Exercise: Leave out the pictures and copy the remaining records exactly.

Data rows:
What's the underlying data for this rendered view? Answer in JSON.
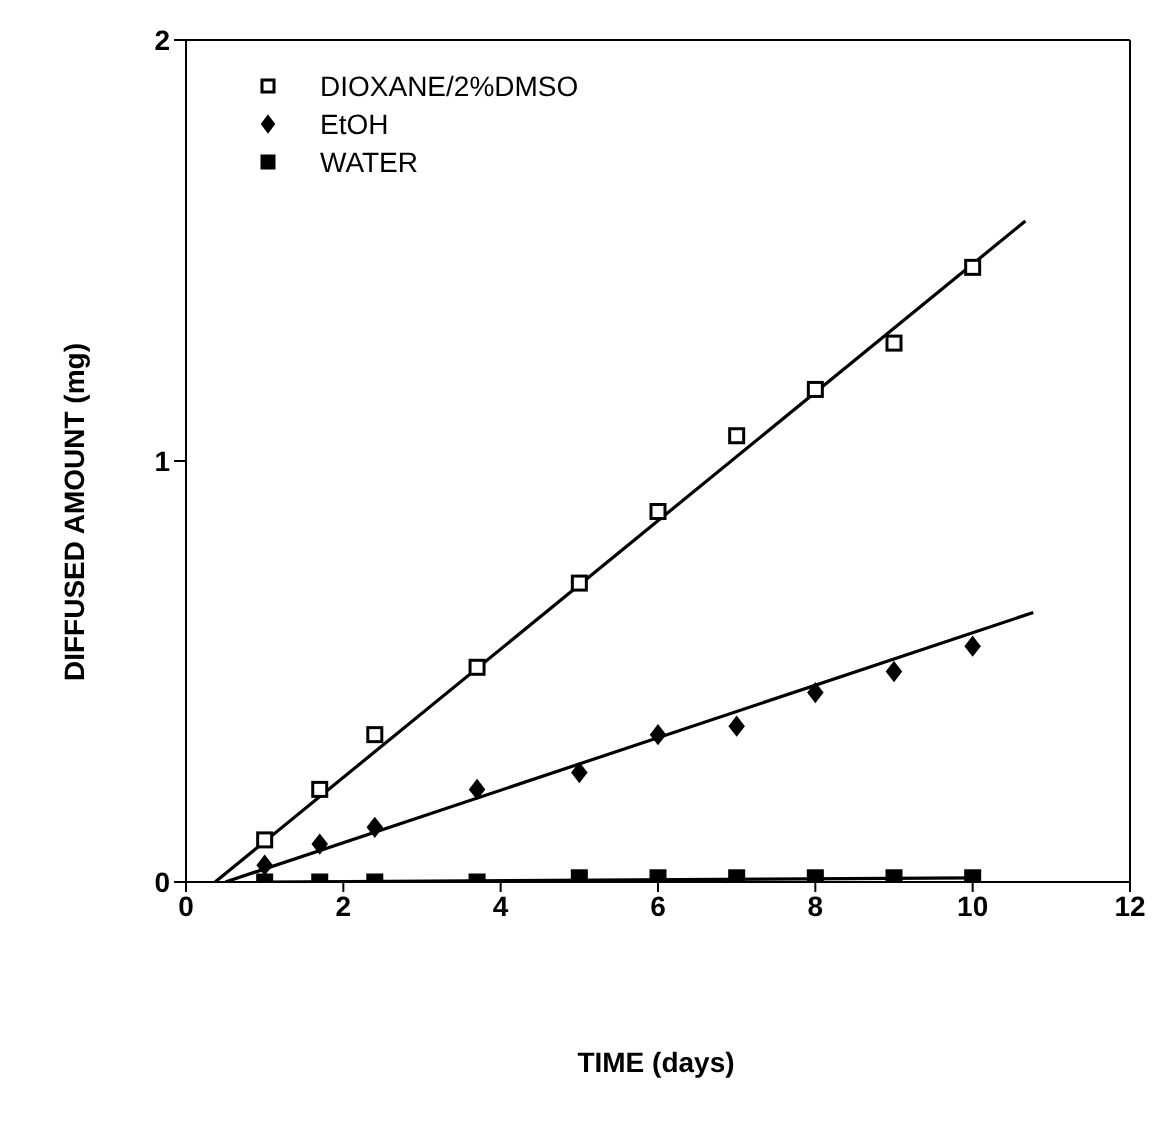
{
  "chart_data": {
    "type": "scatter",
    "xlabel": "TIME (days)",
    "ylabel": "DIFFUSED AMOUNT (mg)",
    "xlim": [
      0,
      12
    ],
    "ylim": [
      0,
      2
    ],
    "xticks": [
      0,
      2,
      4,
      6,
      8,
      10,
      12
    ],
    "yticks": [
      0,
      1,
      2
    ],
    "grid": false,
    "legend": "top left",
    "series": [
      {
        "name": "DIOXANE/2%DMSO",
        "color": "#000000",
        "marker": "square",
        "x": [
          1,
          1.7,
          2.4,
          3.7,
          5,
          6,
          7,
          8,
          9,
          10
        ],
        "values": [
          0.1,
          0.22,
          0.35,
          0.51,
          0.71,
          0.88,
          1.06,
          1.17,
          1.28,
          1.46
        ]
      },
      {
        "name": "EtOH",
        "color": "#000000",
        "marker": "diamond",
        "x": [
          1,
          1.7,
          2.4,
          3.7,
          5,
          6,
          7,
          8,
          9,
          10
        ],
        "values": [
          0.04,
          0.09,
          0.13,
          0.22,
          0.26,
          0.35,
          0.37,
          0.45,
          0.5,
          0.56
        ]
      },
      {
        "name": "WATER",
        "color": "#000000",
        "marker": "square",
        "x": [
          1,
          1.7,
          2.4,
          3.7,
          5,
          6,
          7,
          8,
          9,
          10
        ],
        "values": [
          0,
          0,
          0,
          0,
          0.01,
          0.01,
          0.01,
          0.01,
          0.01,
          0.01
        ]
      },
      {
        "type": "line",
        "color": "#000000",
        "marker": "none",
        "x": [
          0.37,
          10.67
        ],
        "values": [
          0,
          1.57
        ]
      },
      {
        "type": "line",
        "color": "#000000",
        "marker": "none",
        "x": [
          0.5,
          10.77
        ],
        "values": [
          0,
          0.64
        ]
      },
      {
        "type": "line",
        "color": "#000000",
        "marker": "none",
        "x": [
          1,
          10
        ],
        "values": [
          0,
          0.01
        ]
      }
    ]
  }
}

Output of the task:
What's the underlying data for this rendered view? Answer in JSON.
{
  "chart_data": {
    "type": "scatter",
    "xlabel": "TIME (days)",
    "ylabel": "DIFFUSED AMOUNT (mg)",
    "xlim": [
      0,
      12
    ],
    "ylim": [
      0,
      2
    ],
    "xticks": [
      0,
      2,
      4,
      6,
      8,
      10,
      12
    ],
    "yticks": [
      0,
      1,
      2
    ],
    "grid": false,
    "legend": "top left",
    "series": [
      {
        "name": "DIOXANE/2%DMSO",
        "color": "#000000",
        "marker": "square",
        "x": [
          1,
          1.7,
          2.4,
          3.7,
          5,
          6,
          7,
          8,
          9,
          10
        ],
        "values": [
          0.1,
          0.22,
          0.35,
          0.51,
          0.71,
          0.88,
          1.06,
          1.17,
          1.28,
          1.46
        ]
      },
      {
        "name": "EtOH",
        "color": "#000000",
        "marker": "diamond",
        "x": [
          1,
          1.7,
          2.4,
          3.7,
          5,
          6,
          7,
          8,
          9,
          10
        ],
        "values": [
          0.04,
          0.09,
          0.13,
          0.22,
          0.26,
          0.35,
          0.37,
          0.45,
          0.5,
          0.56
        ]
      },
      {
        "name": "WATER",
        "color": "#000000",
        "marker": "square",
        "x": [
          1,
          1.7,
          2.4,
          3.7,
          5,
          6,
          7,
          8,
          9,
          10
        ],
        "values": [
          0,
          0,
          0,
          0,
          0.01,
          0.01,
          0.01,
          0.01,
          0.01,
          0.01
        ]
      },
      {
        "type": "line",
        "color": "#000000",
        "marker": "none",
        "x": [
          0.37,
          10.67
        ],
        "values": [
          0,
          1.57
        ]
      },
      {
        "type": "line",
        "color": "#000000",
        "marker": "none",
        "x": [
          0.5,
          10.77
        ],
        "values": [
          0,
          0.64
        ]
      },
      {
        "type": "line",
        "color": "#000000",
        "marker": "none",
        "x": [
          1,
          10
        ],
        "values": [
          0,
          0.01
        ]
      }
    ]
  }
}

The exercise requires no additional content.